> _AIM OF THE EXERCISE_
Find each line holding the word "weddings" and give the number of such lines, nothing else.

> _ENTRIES SUPPLIED_
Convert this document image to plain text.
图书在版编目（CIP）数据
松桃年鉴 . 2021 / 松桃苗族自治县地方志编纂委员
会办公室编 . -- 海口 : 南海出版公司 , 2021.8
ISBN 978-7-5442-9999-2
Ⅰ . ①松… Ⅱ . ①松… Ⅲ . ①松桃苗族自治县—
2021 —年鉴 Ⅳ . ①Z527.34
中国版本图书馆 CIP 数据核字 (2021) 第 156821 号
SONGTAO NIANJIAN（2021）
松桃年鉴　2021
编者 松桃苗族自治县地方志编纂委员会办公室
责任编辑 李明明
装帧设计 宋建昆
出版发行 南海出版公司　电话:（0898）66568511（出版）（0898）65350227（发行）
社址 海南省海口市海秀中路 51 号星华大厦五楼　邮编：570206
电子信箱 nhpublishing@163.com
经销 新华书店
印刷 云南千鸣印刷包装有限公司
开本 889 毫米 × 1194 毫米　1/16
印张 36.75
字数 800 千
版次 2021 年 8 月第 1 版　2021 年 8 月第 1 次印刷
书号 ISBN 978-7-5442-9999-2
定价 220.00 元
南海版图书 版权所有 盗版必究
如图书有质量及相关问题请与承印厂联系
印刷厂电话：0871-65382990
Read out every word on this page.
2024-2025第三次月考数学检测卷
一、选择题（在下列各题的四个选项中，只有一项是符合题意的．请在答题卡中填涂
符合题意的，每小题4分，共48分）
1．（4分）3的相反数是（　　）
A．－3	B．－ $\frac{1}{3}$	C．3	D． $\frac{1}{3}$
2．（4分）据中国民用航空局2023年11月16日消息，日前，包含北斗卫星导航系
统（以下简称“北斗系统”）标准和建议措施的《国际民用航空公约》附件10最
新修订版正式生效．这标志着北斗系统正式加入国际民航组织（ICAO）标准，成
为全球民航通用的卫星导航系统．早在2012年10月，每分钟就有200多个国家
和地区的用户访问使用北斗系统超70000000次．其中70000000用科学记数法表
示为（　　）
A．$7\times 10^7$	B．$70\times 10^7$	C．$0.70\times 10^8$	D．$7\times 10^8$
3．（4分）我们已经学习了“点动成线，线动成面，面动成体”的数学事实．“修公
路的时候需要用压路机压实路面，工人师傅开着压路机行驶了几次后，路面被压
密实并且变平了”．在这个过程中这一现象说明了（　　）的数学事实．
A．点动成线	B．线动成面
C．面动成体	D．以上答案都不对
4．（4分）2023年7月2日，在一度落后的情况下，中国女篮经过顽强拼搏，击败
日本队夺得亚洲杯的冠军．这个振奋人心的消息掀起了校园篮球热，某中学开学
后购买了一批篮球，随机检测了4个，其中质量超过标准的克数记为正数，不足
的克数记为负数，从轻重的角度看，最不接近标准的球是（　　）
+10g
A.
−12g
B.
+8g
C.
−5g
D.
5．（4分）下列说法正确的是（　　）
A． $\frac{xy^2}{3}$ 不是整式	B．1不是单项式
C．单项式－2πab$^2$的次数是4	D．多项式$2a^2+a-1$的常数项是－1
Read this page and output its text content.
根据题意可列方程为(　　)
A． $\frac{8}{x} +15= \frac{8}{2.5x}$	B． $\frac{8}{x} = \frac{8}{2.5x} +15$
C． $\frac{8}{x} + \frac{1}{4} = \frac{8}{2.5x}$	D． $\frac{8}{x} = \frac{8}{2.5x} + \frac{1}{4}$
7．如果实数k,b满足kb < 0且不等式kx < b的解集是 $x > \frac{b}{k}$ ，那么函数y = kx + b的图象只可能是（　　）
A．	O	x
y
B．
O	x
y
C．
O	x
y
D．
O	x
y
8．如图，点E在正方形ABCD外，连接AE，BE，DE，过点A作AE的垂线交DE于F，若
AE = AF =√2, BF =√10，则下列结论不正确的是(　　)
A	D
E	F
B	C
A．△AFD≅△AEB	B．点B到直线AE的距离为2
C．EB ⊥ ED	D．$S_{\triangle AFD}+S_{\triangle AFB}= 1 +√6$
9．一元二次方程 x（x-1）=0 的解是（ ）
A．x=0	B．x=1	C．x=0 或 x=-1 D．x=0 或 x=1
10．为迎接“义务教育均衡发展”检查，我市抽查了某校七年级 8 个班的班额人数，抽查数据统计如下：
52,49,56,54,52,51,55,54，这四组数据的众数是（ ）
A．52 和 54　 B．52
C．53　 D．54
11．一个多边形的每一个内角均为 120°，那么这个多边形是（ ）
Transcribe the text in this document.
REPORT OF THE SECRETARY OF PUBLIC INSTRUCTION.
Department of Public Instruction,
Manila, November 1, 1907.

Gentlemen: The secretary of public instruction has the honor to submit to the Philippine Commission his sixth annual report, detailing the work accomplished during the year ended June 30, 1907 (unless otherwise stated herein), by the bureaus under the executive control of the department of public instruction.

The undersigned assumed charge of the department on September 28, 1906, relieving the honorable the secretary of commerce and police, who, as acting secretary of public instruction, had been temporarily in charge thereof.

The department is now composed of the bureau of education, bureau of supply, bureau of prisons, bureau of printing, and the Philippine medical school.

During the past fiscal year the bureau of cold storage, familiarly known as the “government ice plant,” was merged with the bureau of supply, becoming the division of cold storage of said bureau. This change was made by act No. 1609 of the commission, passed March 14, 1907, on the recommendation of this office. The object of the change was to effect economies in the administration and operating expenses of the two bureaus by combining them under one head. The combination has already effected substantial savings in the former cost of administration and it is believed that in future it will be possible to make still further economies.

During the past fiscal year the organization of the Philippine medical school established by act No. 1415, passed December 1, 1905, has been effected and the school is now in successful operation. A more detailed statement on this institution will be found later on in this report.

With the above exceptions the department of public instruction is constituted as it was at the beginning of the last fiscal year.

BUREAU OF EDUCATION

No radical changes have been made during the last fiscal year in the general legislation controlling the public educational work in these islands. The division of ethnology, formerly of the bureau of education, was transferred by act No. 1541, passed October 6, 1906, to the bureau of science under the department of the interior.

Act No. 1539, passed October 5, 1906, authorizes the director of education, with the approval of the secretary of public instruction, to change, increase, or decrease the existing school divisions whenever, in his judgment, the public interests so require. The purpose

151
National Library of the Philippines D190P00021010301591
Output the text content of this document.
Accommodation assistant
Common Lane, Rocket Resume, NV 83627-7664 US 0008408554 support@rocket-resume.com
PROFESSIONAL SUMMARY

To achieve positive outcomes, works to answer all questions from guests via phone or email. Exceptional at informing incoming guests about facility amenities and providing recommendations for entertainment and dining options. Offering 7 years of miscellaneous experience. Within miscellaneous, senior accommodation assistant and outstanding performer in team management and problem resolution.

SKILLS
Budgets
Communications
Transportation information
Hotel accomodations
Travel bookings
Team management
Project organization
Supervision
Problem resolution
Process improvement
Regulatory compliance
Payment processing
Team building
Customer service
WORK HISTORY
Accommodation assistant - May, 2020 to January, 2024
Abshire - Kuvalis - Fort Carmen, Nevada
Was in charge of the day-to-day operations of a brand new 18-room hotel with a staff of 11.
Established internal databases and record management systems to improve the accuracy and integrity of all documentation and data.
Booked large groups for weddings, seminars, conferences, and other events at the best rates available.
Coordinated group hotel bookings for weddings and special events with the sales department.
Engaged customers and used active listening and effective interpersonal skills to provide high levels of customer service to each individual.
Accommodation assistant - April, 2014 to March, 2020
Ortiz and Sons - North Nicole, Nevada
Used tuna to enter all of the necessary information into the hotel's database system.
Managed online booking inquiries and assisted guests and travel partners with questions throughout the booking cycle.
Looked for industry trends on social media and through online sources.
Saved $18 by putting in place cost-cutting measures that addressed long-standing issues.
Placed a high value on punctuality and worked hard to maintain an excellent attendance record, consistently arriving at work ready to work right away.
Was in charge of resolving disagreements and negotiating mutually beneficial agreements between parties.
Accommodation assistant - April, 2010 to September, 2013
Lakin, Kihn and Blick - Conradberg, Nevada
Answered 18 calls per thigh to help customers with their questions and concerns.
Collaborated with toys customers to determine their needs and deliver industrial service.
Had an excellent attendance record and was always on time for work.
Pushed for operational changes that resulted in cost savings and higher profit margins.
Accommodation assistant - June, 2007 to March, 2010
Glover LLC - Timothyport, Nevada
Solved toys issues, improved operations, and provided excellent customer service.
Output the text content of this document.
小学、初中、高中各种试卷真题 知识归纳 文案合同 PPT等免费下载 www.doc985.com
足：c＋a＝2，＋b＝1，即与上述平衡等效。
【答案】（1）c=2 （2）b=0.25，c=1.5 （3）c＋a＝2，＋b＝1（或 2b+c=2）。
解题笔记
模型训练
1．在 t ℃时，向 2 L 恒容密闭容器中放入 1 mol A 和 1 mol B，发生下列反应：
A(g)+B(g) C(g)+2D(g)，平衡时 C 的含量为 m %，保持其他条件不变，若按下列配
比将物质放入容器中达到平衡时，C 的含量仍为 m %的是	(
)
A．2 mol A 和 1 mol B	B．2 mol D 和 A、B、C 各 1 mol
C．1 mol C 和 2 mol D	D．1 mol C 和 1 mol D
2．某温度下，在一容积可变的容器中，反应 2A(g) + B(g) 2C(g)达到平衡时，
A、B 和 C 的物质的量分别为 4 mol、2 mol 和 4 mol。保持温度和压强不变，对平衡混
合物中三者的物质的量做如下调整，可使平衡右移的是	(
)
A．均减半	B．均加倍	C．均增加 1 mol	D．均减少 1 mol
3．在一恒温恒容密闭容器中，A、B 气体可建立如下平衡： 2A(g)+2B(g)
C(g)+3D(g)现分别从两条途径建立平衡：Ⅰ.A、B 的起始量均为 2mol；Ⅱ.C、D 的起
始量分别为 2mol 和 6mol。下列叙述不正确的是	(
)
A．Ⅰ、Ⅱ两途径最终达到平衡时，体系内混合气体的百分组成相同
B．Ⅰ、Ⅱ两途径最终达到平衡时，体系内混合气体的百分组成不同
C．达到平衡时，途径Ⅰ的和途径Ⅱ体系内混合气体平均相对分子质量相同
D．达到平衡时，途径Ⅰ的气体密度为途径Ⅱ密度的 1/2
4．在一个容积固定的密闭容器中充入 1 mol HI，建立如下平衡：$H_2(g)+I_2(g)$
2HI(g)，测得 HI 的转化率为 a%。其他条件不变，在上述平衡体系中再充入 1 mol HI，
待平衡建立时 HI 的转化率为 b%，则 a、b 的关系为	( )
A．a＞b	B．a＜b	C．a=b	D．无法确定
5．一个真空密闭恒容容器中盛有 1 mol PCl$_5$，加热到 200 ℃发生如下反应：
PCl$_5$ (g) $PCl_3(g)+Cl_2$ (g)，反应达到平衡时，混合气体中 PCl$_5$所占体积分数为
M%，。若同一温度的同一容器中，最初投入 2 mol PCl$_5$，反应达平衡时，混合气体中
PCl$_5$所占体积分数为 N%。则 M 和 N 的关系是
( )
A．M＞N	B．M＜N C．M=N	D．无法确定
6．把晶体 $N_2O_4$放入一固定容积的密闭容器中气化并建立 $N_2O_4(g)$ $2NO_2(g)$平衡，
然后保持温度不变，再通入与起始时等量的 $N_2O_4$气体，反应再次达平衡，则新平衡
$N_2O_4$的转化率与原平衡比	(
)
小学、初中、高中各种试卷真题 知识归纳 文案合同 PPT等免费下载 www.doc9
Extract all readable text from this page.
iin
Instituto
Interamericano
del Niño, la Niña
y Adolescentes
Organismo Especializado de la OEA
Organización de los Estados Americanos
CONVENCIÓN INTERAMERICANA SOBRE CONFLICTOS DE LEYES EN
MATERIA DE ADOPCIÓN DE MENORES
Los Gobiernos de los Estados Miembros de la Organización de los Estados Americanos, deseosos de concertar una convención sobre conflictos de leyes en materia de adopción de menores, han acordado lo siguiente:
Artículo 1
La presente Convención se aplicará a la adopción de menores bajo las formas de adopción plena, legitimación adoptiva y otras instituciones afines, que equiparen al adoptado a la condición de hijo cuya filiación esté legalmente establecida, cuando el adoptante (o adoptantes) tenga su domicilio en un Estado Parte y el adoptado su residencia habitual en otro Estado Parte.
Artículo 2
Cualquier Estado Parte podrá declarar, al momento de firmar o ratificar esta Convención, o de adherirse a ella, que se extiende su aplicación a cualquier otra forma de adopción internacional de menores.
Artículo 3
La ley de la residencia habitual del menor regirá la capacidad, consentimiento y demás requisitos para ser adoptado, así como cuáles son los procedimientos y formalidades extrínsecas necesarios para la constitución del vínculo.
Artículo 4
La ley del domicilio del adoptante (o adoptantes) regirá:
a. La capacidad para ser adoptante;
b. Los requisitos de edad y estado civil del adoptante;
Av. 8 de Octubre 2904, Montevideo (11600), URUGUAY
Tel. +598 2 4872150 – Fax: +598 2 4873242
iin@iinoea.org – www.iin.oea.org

> _SOLUTION TO THIS EXERCISE_
2